[Data records]
▼▼▼
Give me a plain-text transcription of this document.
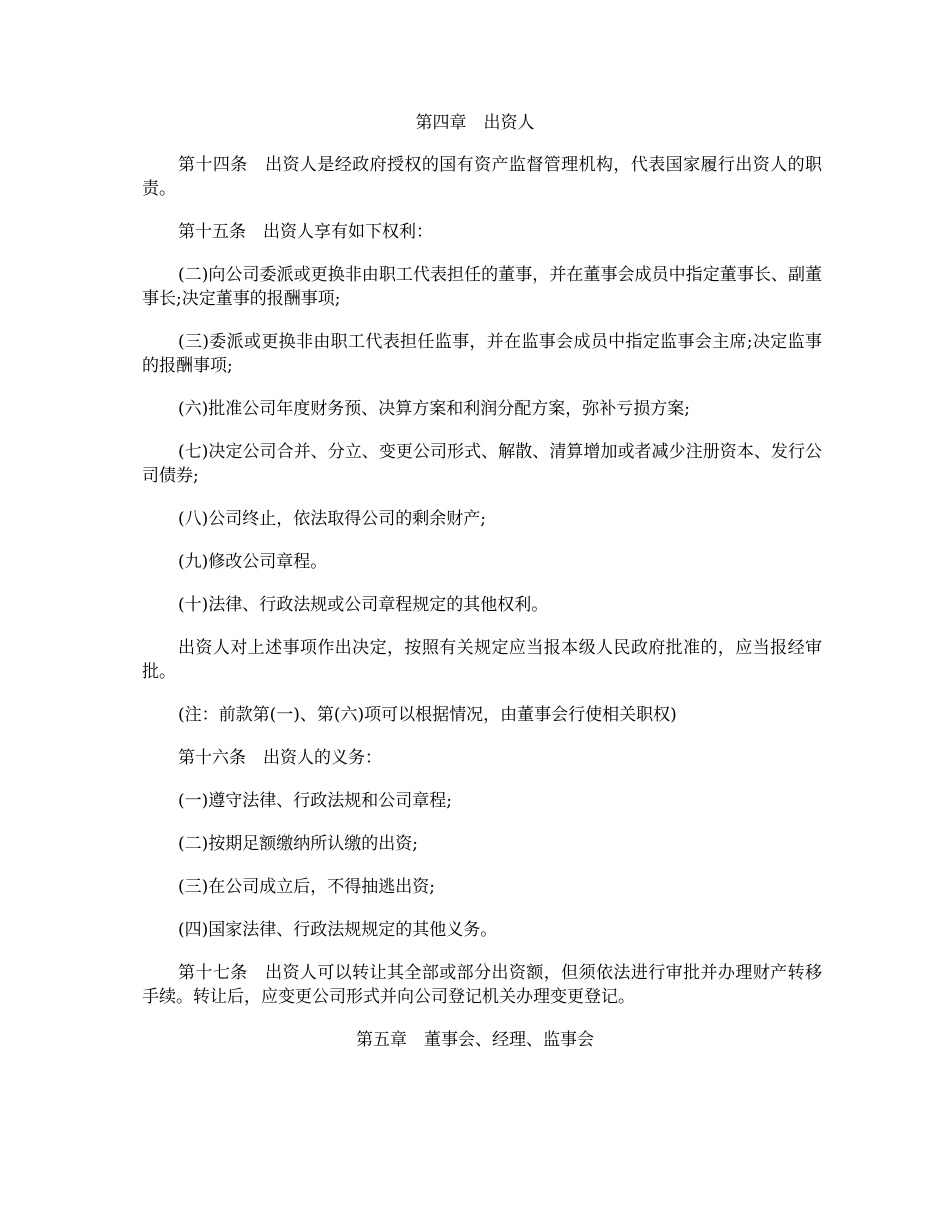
第四章　出资人
第十四条　出资人是经政府授权的国有资产监督管理机构，代表国家履行出资人的职责。
第十五条　出资人享有如下权利：
(二)向公司委派或更换非由职工代表担任的董事，并在董事会成员中指定董事长、副董事长;决定董事的报酬事项;
(三)委派或更换非由职工代表担任监事，并在监事会成员中指定监事会主席;决定监事的报酬事项;
(六)批准公司年度财务预、决算方案和利润分配方案，弥补亏损方案;
(七)决定公司合并、分立、变更公司形式、解散、清算增加或者减少注册资本、发行公司债券;
(八)公司终止，依法取得公司的剩余财产;
(九)修改公司章程。
(十)法律、行政法规或公司章程规定的其他权利。
出资人对上述事项作出决定，按照有关规定应当报本级人民政府批准的，应当报经审批。
(注：前款第(一)、第(六)项可以根据情况，由董事会行使相关职权)
第十六条　出资人的义务：
(一)遵守法律、行政法规和公司章程;
(二)按期足额缴纳所认缴的出资;
(三)在公司成立后，不得抽逃出资;
(四)国家法律、行政法规规定的其他义务。
第十七条　出资人可以转让其全部或部分出资额，但须依法进行审批并办理财产转移手续。转让后，应变更公司形式并向公司登记机关办理变更登记。
第五章　董事会、经理、监事会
▲▲▲
*Task to complete*: All entries must be written out again exactly as given, with no pictures in the copy.

*Correct answer*:
Give me a plain-text transcription of this document.
第四章　出资人
第十四条　出资人是经政府授权的国有资产监督管理机构，代表国家履行出资人的职责。
第十五条　出资人享有如下权利：
(二)向公司委派或更换非由职工代表担任的董事，并在董事会成员中指定董事长、副董事长;决定董事的报酬事项;
(三)委派或更换非由职工代表担任监事，并在监事会成员中指定监事会主席;决定监事的报酬事项;
(六)批准公司年度财务预、决算方案和利润分配方案，弥补亏损方案;
(七)决定公司合并、分立、变更公司形式、解散、清算增加或者减少注册资本、发行公司债券;
(八)公司终止，依法取得公司的剩余财产;
(九)修改公司章程。
(十)法律、行政法规或公司章程规定的其他权利。
出资人对上述事项作出决定，按照有关规定应当报本级人民政府批准的，应当报经审批。
(注：前款第(一)、第(六)项可以根据情况，由董事会行使相关职权)
第十六条　出资人的义务：
(一)遵守法律、行政法规和公司章程;
(二)按期足额缴纳所认缴的出资;
(三)在公司成立后，不得抽逃出资;
(四)国家法律、行政法规规定的其他义务。
第十七条　出资人可以转让其全部或部分出资额，但须依法进行审批并办理财产转移手续。转让后，应变更公司形式并向公司登记机关办理变更登记。
第五章　董事会、经理、监事会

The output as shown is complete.